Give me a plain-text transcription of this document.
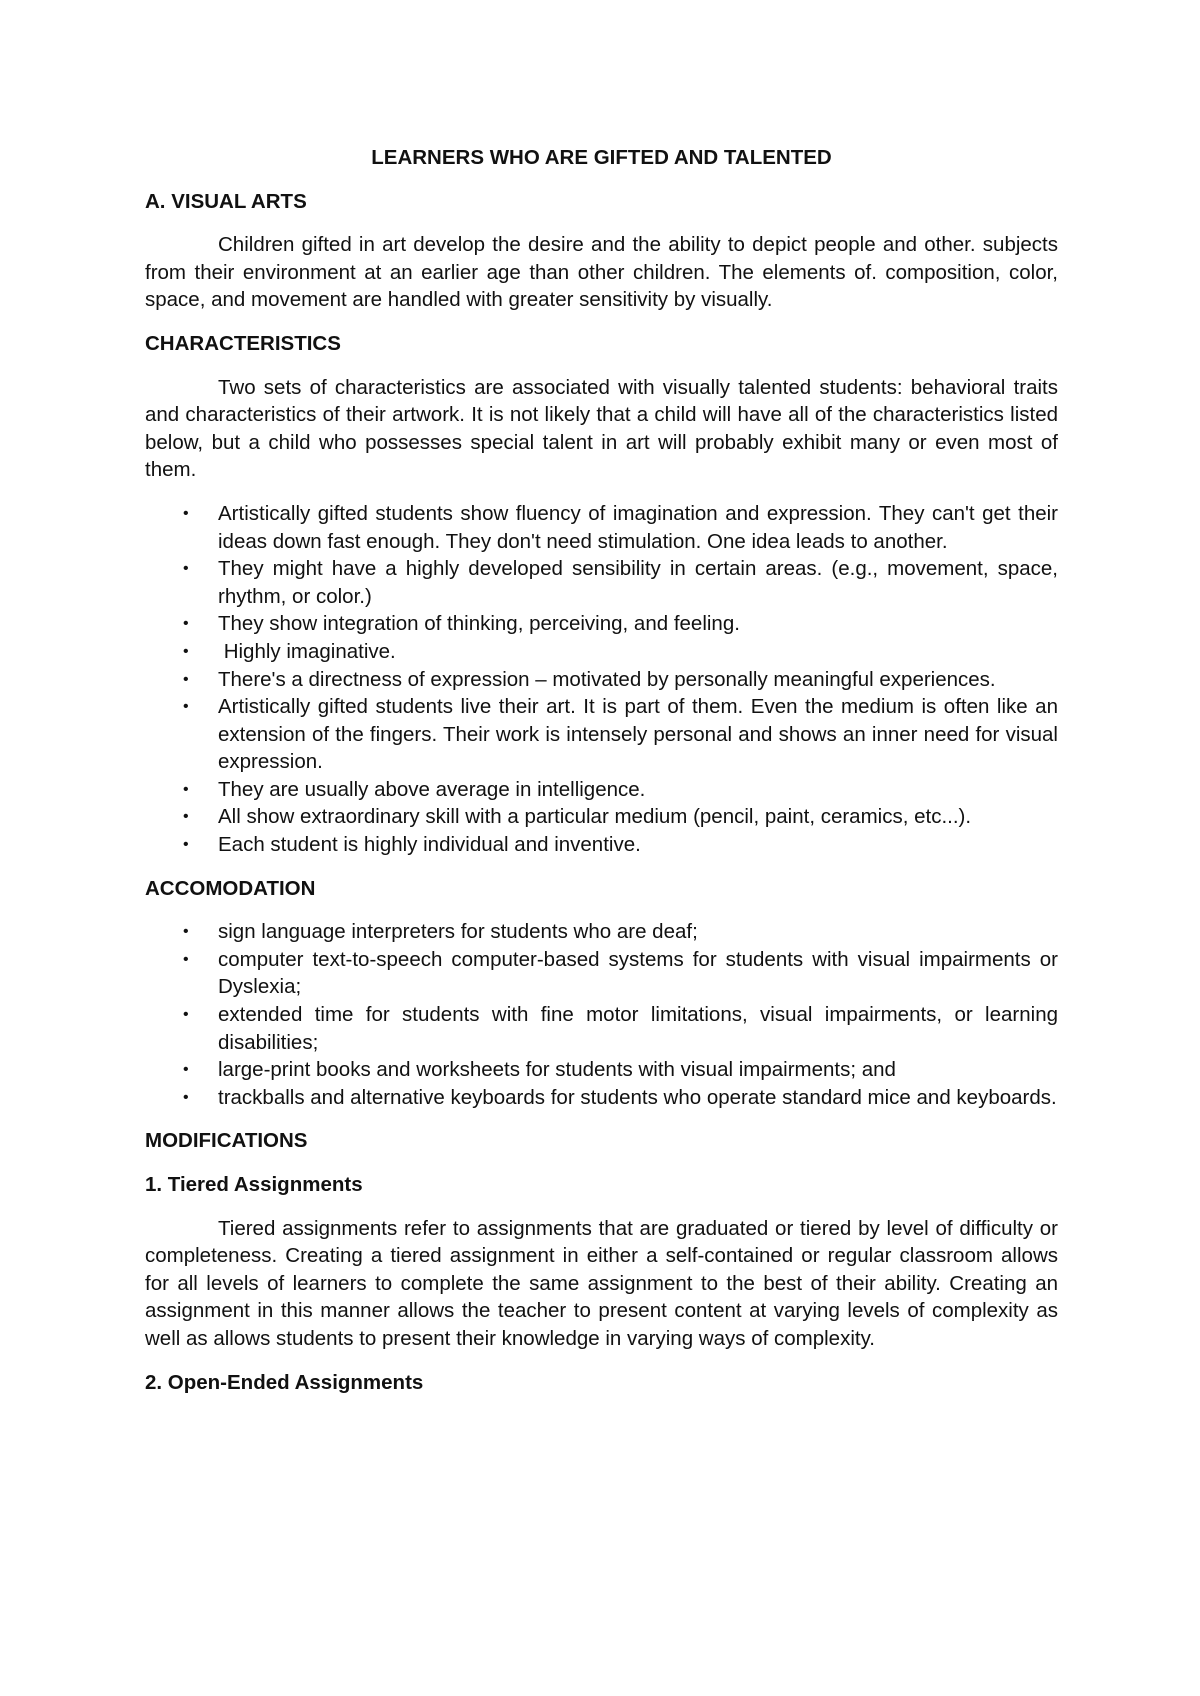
LEARNERS WHO ARE GIFTED AND TALENTED
A. VISUAL ARTS

Children gifted in art develop the desire and the ability to depict people and other. subjects from their environment at an earlier age than other children. The elements of. composition, color, space, and movement are handled with greater sensitivity by visually.

CHARACTERISTICS

Two sets of characteristics are associated with visually talented students: behavioral traits and characteristics of their artwork. It is not likely that a child will have all of the characteristics listed below, but a child who possesses special talent in art will probably exhibit many or even most of them.

• Artistically gifted students show fluency of imagination and expression. They can't get their ideas down fast enough. They don't need stimulation. One idea leads to another.
• They might have a highly developed sensibility in certain areas. (e.g., movement, space, rhythm, or color.)
• They show integration of thinking, perceiving, and feeling.
• Highly imaginative.
• There's a directness of expression – motivated by personally meaningful experiences.
• Artistically gifted students live their art. It is part of them. Even the medium is often like an extension of the fingers. Their work is intensely personal and shows an inner need for visual expression.
• They are usually above average in intelligence.
• All show extraordinary skill with a particular medium (pencil, paint, ceramics, etc...).
• Each student is highly individual and inventive.
ACCOMODATION
• sign language interpreters for students who are deaf;
• computer text-to-speech computer-based systems for students with visual impairments or Dyslexia;
• extended time for students with fine motor limitations, visual impairments, or learning disabilities;
• large-print books and worksheets for students with visual impairments; and
• trackballs and alternative keyboards for students who operate standard mice and keyboards.
MODIFICATIONS
1. Tiered Assignments

Tiered assignments refer to assignments that are graduated or tiered by level of difficulty or completeness. Creating a tiered assignment in either a self-contained or regular classroom allows for all levels of learners to complete the same assignment to the best of their ability. Creating an assignment in this manner allows the teacher to present content at varying levels of complexity as well as allows students to present their knowledge in varying ways of complexity.

2. Open-Ended Assignments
____
**Written request**
Print out the lines exactly, skipping any picture.

**The result**
Give me a plain-text transcription of this document.
LEARNERS WHO ARE GIFTED AND TALENTED
A. VISUAL ARTS

Children gifted in art develop the desire and the ability to depict people and other. subjects from their environment at an earlier age than other children. The elements of. composition, color, space, and movement are handled with greater sensitivity by visually.

CHARACTERISTICS

Two sets of characteristics are associated with visually talented students: behavioral traits and characteristics of their artwork. It is not likely that a child will have all of the characteristics listed below, but a child who possesses special talent in art will probably exhibit many or even most of them.

• Artistically gifted students show fluency of imagination and expression. They can't get their ideas down fast enough. They don't need stimulation. One idea leads to another.
• They might have a highly developed sensibility in certain areas. (e.g., movement, space, rhythm, or color.)
• They show integration of thinking, perceiving, and feeling.
• Highly imaginative.
• There's a directness of expression – motivated by personally meaningful experiences.
• Artistically gifted students live their art. It is part of them. Even the medium is often like an extension of the fingers. Their work is intensely personal and shows an inner need for visual expression.
• They are usually above average in intelligence.
• All show extraordinary skill with a particular medium (pencil, paint, ceramics, etc...).
• Each student is highly individual and inventive.
ACCOMODATION
• sign language interpreters for students who are deaf;
• computer text-to-speech computer-based systems for students with visual impairments or Dyslexia;
• extended time for students with fine motor limitations, visual impairments, or learning disabilities;
• large-print books and worksheets for students with visual impairments; and
• trackballs and alternative keyboards for students who operate standard mice and keyboards.
MODIFICATIONS
1. Tiered Assignments

Tiered assignments refer to assignments that are graduated or tiered by level of difficulty or completeness. Creating a tiered assignment in either a self-contained or regular classroom allows for all levels of learners to complete the same assignment to the best of their ability. Creating an assignment in this manner allows the teacher to present content at varying levels of complexity as well as allows students to present their knowledge in varying ways of complexity.

2. Open-Ended Assignments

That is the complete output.